■ WHAT YOU ARE ASKED TO DO
Only a number is wanted: how many lines in these records contain the word "مردم"?
====== DATASET RECORDS
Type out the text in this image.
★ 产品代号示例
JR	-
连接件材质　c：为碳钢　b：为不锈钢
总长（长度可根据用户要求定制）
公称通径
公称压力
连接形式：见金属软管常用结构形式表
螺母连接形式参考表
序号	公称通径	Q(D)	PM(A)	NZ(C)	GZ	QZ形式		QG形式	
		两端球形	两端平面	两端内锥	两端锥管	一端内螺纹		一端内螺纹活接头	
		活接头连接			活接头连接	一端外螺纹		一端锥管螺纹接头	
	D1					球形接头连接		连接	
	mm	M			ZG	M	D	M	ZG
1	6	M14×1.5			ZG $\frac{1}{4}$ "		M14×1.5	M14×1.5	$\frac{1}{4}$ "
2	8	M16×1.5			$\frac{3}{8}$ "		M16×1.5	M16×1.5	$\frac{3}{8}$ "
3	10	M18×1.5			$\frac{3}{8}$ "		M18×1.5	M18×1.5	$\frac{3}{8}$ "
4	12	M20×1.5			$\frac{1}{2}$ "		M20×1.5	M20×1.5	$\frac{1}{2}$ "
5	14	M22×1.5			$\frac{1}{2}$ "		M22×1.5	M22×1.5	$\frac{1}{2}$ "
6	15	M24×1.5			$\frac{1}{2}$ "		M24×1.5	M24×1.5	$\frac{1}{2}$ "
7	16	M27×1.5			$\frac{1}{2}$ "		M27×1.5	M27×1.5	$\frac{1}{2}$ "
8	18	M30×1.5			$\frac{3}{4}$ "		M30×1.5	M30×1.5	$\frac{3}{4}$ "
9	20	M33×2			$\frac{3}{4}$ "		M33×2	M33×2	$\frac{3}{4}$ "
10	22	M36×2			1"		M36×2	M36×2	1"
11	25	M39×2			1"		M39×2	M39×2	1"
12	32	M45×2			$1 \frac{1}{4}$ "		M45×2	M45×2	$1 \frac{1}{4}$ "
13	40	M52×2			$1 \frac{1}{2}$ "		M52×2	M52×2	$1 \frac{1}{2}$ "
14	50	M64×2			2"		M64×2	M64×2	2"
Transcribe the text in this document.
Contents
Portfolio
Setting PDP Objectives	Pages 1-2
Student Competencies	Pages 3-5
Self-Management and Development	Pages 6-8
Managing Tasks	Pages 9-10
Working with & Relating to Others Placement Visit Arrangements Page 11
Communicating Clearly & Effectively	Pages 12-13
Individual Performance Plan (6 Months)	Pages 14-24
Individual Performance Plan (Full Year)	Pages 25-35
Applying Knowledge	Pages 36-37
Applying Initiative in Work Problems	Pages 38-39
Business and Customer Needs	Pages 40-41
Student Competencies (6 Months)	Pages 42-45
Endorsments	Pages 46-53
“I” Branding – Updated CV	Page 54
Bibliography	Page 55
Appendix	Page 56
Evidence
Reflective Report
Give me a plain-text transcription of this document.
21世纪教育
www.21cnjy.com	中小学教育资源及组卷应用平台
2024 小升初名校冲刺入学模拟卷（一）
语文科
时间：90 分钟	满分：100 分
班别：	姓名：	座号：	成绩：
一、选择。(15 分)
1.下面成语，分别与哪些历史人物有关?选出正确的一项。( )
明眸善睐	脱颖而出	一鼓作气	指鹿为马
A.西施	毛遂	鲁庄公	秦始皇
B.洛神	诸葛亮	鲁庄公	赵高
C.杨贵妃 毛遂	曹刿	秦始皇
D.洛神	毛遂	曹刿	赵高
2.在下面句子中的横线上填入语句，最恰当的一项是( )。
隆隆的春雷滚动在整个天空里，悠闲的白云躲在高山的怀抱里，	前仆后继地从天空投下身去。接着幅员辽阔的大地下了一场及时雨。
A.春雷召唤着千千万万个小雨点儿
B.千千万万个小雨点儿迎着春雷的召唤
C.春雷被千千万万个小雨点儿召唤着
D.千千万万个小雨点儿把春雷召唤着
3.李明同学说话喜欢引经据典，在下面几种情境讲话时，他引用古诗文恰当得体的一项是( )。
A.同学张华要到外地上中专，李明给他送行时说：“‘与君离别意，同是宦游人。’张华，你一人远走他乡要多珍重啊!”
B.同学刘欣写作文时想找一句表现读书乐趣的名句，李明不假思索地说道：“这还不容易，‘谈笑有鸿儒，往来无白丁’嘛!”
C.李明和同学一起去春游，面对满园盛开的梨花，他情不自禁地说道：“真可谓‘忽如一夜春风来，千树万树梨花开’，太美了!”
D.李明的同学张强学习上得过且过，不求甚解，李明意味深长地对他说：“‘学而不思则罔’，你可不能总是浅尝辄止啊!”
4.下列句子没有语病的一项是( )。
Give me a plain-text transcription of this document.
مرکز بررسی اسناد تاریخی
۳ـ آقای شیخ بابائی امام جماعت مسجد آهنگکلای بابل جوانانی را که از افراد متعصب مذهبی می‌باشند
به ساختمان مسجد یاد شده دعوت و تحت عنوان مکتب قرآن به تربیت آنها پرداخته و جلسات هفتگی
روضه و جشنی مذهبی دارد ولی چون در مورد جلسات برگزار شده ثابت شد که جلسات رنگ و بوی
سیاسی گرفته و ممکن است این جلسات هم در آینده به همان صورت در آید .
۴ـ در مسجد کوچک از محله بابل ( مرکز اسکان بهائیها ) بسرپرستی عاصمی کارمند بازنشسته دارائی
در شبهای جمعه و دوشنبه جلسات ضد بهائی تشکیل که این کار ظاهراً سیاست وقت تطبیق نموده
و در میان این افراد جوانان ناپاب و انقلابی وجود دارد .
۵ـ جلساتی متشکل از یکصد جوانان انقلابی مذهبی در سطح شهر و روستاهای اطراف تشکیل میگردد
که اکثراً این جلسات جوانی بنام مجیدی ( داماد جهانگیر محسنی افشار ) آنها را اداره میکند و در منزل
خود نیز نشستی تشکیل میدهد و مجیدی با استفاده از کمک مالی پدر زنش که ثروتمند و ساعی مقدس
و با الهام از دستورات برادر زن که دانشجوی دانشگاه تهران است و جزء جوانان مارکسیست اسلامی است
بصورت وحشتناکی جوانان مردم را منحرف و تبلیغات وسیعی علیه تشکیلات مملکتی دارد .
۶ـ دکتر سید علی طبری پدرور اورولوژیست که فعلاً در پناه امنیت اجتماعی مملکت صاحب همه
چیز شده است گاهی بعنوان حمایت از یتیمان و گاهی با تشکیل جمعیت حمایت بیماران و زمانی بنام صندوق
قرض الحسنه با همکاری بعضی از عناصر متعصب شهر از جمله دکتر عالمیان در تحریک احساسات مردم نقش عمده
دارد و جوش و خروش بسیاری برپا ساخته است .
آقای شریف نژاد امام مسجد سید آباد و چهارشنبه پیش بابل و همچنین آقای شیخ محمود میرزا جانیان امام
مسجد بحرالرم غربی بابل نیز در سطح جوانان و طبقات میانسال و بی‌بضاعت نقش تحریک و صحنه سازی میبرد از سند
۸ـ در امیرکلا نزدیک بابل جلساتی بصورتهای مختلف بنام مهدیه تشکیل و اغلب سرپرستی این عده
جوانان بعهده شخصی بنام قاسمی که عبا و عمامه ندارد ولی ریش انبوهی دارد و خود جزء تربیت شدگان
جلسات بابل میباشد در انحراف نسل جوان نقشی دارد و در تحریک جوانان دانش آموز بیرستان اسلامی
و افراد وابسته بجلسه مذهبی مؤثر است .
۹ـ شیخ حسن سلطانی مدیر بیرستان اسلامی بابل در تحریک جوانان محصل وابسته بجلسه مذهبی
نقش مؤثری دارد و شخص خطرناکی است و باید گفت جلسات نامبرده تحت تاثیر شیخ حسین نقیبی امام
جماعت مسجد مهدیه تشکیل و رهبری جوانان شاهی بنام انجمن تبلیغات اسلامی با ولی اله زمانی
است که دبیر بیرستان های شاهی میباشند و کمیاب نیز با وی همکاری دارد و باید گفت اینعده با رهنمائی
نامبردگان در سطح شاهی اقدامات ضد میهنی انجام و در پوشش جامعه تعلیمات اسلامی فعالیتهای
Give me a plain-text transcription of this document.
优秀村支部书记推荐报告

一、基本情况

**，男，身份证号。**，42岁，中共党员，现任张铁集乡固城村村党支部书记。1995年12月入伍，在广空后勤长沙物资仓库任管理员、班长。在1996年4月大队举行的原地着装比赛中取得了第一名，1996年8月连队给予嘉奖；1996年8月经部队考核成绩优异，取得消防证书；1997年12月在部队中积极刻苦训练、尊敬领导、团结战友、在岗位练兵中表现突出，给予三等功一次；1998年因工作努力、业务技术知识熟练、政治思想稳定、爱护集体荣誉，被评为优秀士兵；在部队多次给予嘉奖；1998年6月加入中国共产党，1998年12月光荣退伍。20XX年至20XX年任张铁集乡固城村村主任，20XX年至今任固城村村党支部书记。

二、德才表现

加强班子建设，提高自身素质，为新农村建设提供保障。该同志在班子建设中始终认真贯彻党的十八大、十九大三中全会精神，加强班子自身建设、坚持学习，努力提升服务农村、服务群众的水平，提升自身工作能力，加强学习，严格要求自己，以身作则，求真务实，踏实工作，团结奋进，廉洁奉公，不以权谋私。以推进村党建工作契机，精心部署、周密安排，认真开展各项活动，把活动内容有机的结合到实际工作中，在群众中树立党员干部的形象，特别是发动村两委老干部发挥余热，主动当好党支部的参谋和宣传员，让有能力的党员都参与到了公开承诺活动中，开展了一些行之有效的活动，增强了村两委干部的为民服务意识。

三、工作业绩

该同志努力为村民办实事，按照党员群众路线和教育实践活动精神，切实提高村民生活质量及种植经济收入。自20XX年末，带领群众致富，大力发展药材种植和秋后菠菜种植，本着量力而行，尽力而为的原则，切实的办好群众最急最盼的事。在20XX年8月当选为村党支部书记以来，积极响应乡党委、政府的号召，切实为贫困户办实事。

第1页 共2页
============
■ RESPONSE BELOW
2